▸ Problem details
Go through the records and show each line where the word "content" occurs.
═════ Supplied data
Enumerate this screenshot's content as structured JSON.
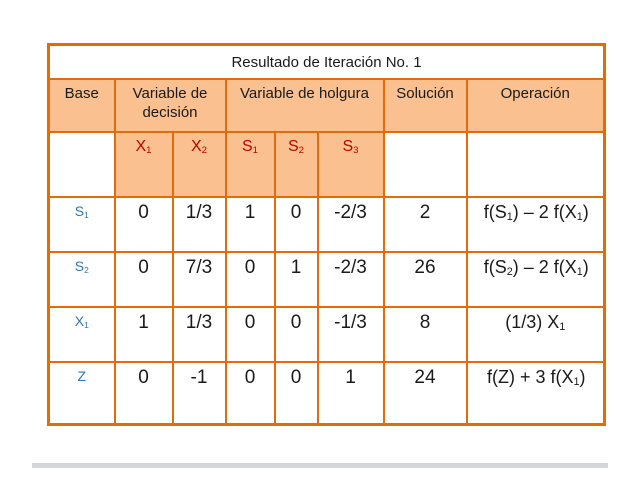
{
  "colors": {
    "page_bg": "#FFFFFF",
    "table_fill": "#FAC090",
    "table_border": "#E36C0A",
    "subheader_text": "#C00000",
    "base_text": "#2E75B6",
    "body_text": "#1A1A1A",
    "divider": "#D3D5D8"
  },
  "table": {
    "title": "Resultado de Iteración No. 1",
    "headers": {
      "base": "Base",
      "decision": "Variable de decisión",
      "holgura": "Variable de holgura",
      "solucion": "Solución",
      "operacion": "Operación"
    },
    "subheaders": [
      "X₁",
      "X₂",
      "S₁",
      "S₂",
      "S₃"
    ],
    "rows": [
      {
        "base": "S₁",
        "x1": "0",
        "x2": "1/3",
        "s1": "1",
        "s2": "0",
        "s3": "-2/3",
        "solucion": "2",
        "operacion": "f(S₁) – 2 f(X₁)"
      },
      {
        "base": "S₂",
        "x1": "0",
        "x2": "7/3",
        "s1": "0",
        "s2": "1",
        "s3": "-2/3",
        "solucion": "26",
        "operacion": "f(S₂) – 2 f(X₁)"
      },
      {
        "base": "X₁",
        "x1": "1",
        "x2": "1/3",
        "s1": "0",
        "s2": "0",
        "s3": "-1/3",
        "solucion": "8",
        "operacion": "(1/3) X₁"
      },
      {
        "base": "Z",
        "x1": "0",
        "x2": "-1",
        "s1": "0",
        "s2": "0",
        "s3": "1",
        "solucion": "24",
        "operacion": "f(Z) + 3 f(X₁)"
      }
    ]
  }
}
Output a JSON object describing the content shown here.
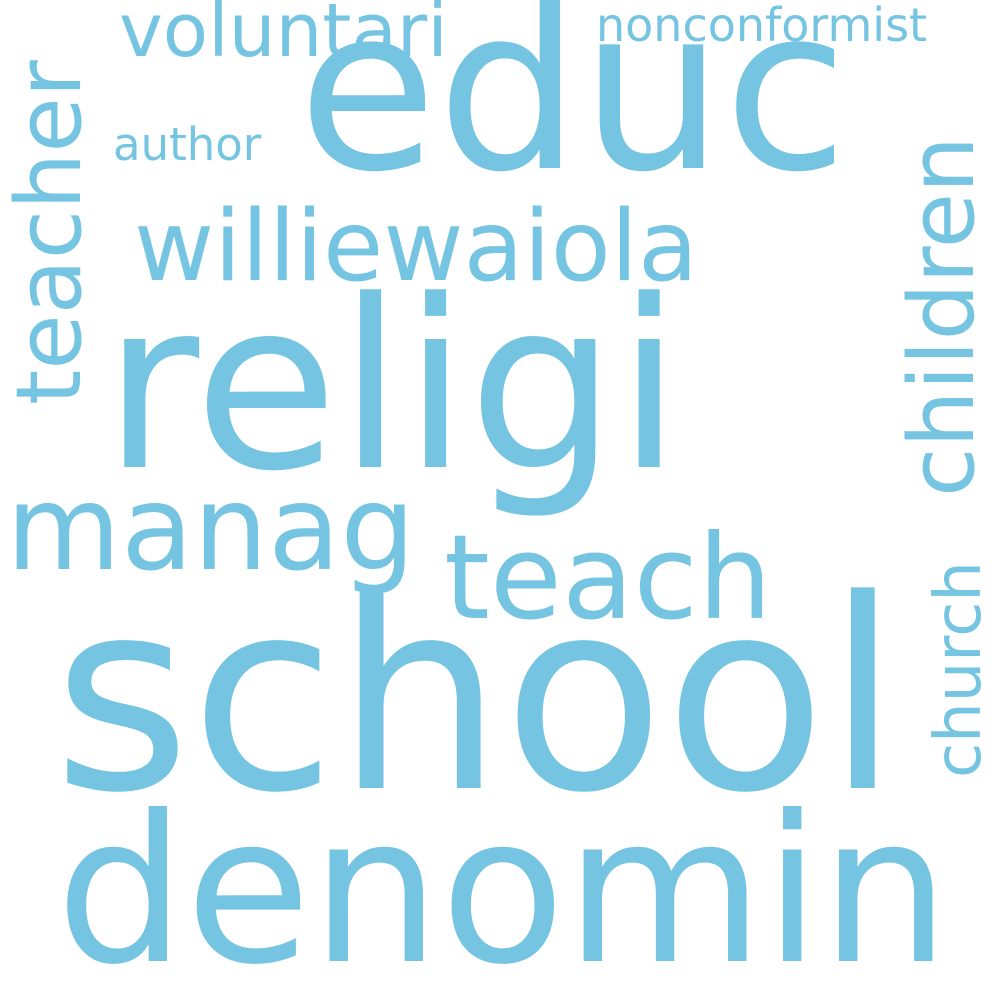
{
  "style": {
    "background": "#ffffff",
    "word_color": "#74c4e2"
  },
  "words": {
    "school": "school",
    "religi": "religi",
    "educ": "educ",
    "denomin": "denomin",
    "williewaiola": "williewaiola",
    "manag": "manag",
    "teach": "teach",
    "teacher": "teacher",
    "children": "children",
    "church": "church",
    "voluntari": "voluntari",
    "nonconformist": "nonconformist",
    "author": "author"
  }
}
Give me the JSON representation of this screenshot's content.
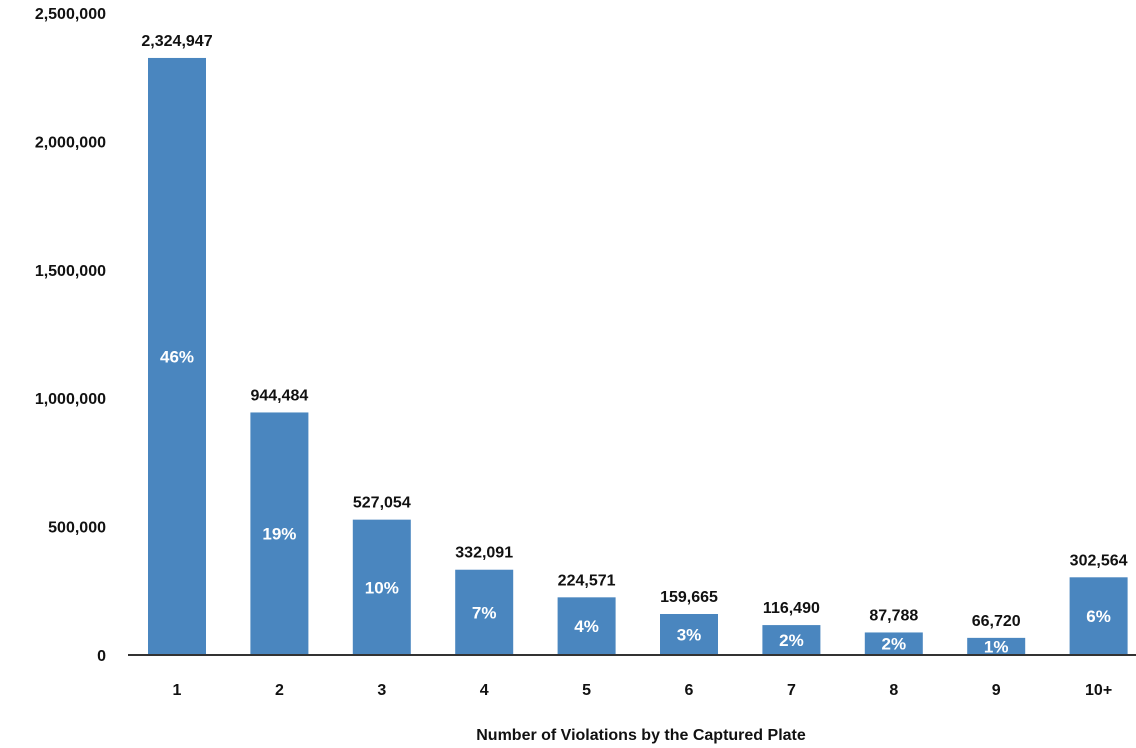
{
  "chart_data": {
    "type": "bar",
    "title": "",
    "xlabel": "Number of Violations by the Captured Plate",
    "ylabel": "",
    "categories": [
      "1",
      "2",
      "3",
      "4",
      "5",
      "6",
      "7",
      "8",
      "9",
      "10+"
    ],
    "values": [
      2324947,
      944484,
      527054,
      332091,
      224571,
      159665,
      116490,
      87788,
      66720,
      302564
    ],
    "value_labels": [
      "2,324,947",
      "944,484",
      "527,054",
      "332,091",
      "224,571",
      "159,665",
      "116,490",
      "87,788",
      "66,720",
      "302,564"
    ],
    "percent_labels": [
      "46%",
      "19%",
      "10%",
      "7%",
      "4%",
      "3%",
      "2%",
      "2%",
      "1%",
      "6%"
    ],
    "ylim": [
      0,
      2500000
    ],
    "yticks": [
      0,
      500000,
      1000000,
      1500000,
      2000000,
      2500000
    ],
    "ytick_labels": [
      "0",
      "500,000",
      "1,000,000",
      "1,500,000",
      "2,000,000",
      "2,500,000"
    ],
    "grid": false,
    "legend": "none",
    "colors": {
      "bar": "#4a86bf",
      "axis": "#333333"
    }
  }
}
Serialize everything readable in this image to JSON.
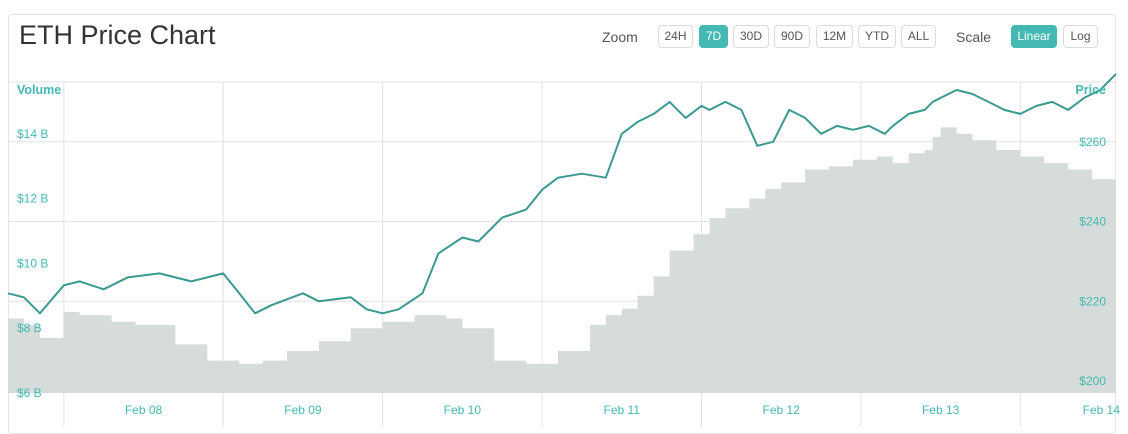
{
  "header": {
    "title": "ETH Price Chart",
    "zoom_label": "Zoom",
    "scale_label": "Scale",
    "zoom_options": [
      {
        "label": "24H",
        "active": false
      },
      {
        "label": "7D",
        "active": true
      },
      {
        "label": "30D",
        "active": false
      },
      {
        "label": "90D",
        "active": false
      },
      {
        "label": "12M",
        "active": false
      },
      {
        "label": "YTD",
        "active": false
      },
      {
        "label": "ALL",
        "active": false
      }
    ],
    "scale_options": [
      {
        "label": "Linear",
        "active": true
      },
      {
        "label": "Log",
        "active": false
      }
    ]
  },
  "colors": {
    "accent": "#44b8b3",
    "price_line": "#3a9a91",
    "volume_area": "#d5dcda",
    "grid": "#e3e3e3",
    "axis_text": "#44b8b3"
  },
  "chart_data": {
    "type": "line",
    "title": "ETH Price Chart",
    "x_ticks": [
      "Feb 08",
      "Feb 09",
      "Feb 10",
      "Feb 11",
      "Feb 12",
      "Feb 13",
      "Feb 14"
    ],
    "x_range": [
      7.15,
      14.1
    ],
    "left_axis": {
      "label": "Volume",
      "ticks": [
        "$6 B",
        "$8 B",
        "$10 B",
        "$12 B",
        "$14 B"
      ],
      "tick_values": [
        6,
        8,
        10,
        12,
        14
      ],
      "range": [
        6,
        15.6
      ]
    },
    "right_axis": {
      "label": "Price",
      "ticks": [
        "$200",
        "$220",
        "$240",
        "$260"
      ],
      "tick_values": [
        200,
        220,
        240,
        260
      ],
      "range": [
        197,
        275
      ]
    },
    "grid": true,
    "series": [
      {
        "name": "Price",
        "axis": "right",
        "x": [
          7.15,
          7.25,
          7.35,
          7.5,
          7.6,
          7.75,
          7.9,
          8.1,
          8.3,
          8.5,
          8.6,
          8.7,
          8.8,
          9.0,
          9.1,
          9.3,
          9.4,
          9.5,
          9.6,
          9.75,
          9.85,
          10.0,
          10.1,
          10.25,
          10.4,
          10.5,
          10.6,
          10.75,
          10.9,
          11.0,
          11.1,
          11.2,
          11.3,
          11.4,
          11.5,
          11.55,
          11.65,
          11.75,
          11.85,
          11.95,
          12.05,
          12.15,
          12.25,
          12.35,
          12.45,
          12.55,
          12.65,
          12.7,
          12.8,
          12.9,
          12.95,
          13.0,
          13.1,
          13.2,
          13.3,
          13.4,
          13.5,
          13.6,
          13.7,
          13.8,
          13.9,
          14.0,
          14.1
        ],
        "values": [
          222,
          221,
          217,
          224,
          225,
          223,
          226,
          227,
          225,
          227,
          222,
          217,
          219,
          222,
          220,
          221,
          218,
          217,
          218,
          222,
          232,
          236,
          235,
          241,
          243,
          248,
          251,
          252,
          251,
          262,
          265,
          267,
          270,
          266,
          269,
          268,
          270,
          268,
          259,
          260,
          268,
          266,
          262,
          264,
          263,
          264,
          262,
          264,
          267,
          268,
          270,
          271,
          273,
          272,
          270,
          268,
          267,
          269,
          270,
          268,
          271,
          273,
          277
        ]
      },
      {
        "name": "Volume",
        "axis": "left",
        "x": [
          7.15,
          7.25,
          7.35,
          7.5,
          7.6,
          7.8,
          7.95,
          8.2,
          8.4,
          8.6,
          8.75,
          8.9,
          9.1,
          9.3,
          9.5,
          9.7,
          9.9,
          10.0,
          10.2,
          10.4,
          10.6,
          10.8,
          10.9,
          11.0,
          11.1,
          11.2,
          11.3,
          11.45,
          11.55,
          11.65,
          11.8,
          11.9,
          12.0,
          12.15,
          12.3,
          12.45,
          12.6,
          12.7,
          12.8,
          12.9,
          12.95,
          13.0,
          13.1,
          13.2,
          13.35,
          13.5,
          13.65,
          13.8,
          13.95,
          14.1
        ],
        "values": [
          8.3,
          8.1,
          7.7,
          8.5,
          8.4,
          8.2,
          8.1,
          7.5,
          7.0,
          6.9,
          7.0,
          7.3,
          7.6,
          8.0,
          8.2,
          8.4,
          8.3,
          8.0,
          7.0,
          6.9,
          7.3,
          8.1,
          8.4,
          8.6,
          9.0,
          9.6,
          10.4,
          10.9,
          11.4,
          11.7,
          12.0,
          12.3,
          12.5,
          12.9,
          13.0,
          13.2,
          13.3,
          13.1,
          13.4,
          13.5,
          13.9,
          14.2,
          14.0,
          13.8,
          13.5,
          13.3,
          13.1,
          12.9,
          12.6,
          12.3
        ]
      }
    ]
  }
}
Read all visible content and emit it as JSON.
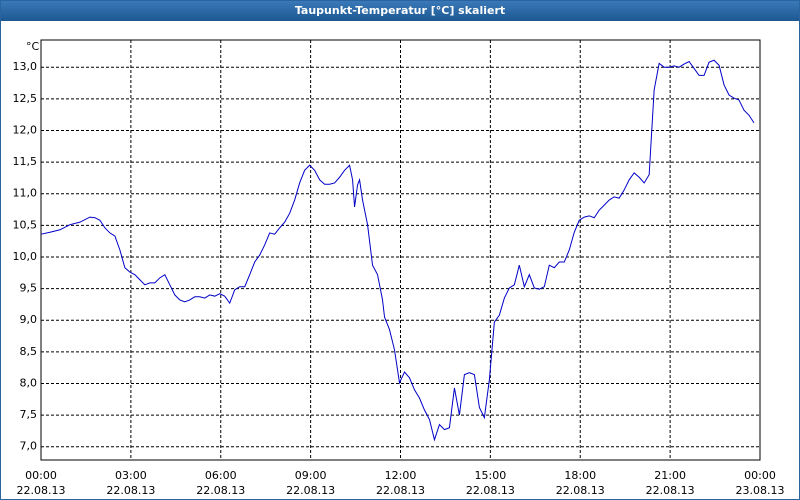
══════════
▸ Output
Enumerate this screenshot's content as structured JSON.
Output a JSON object describing the content shown here.
Give me the JSON representation of this screenshot's content.
Read all visible content and emit it as JSON.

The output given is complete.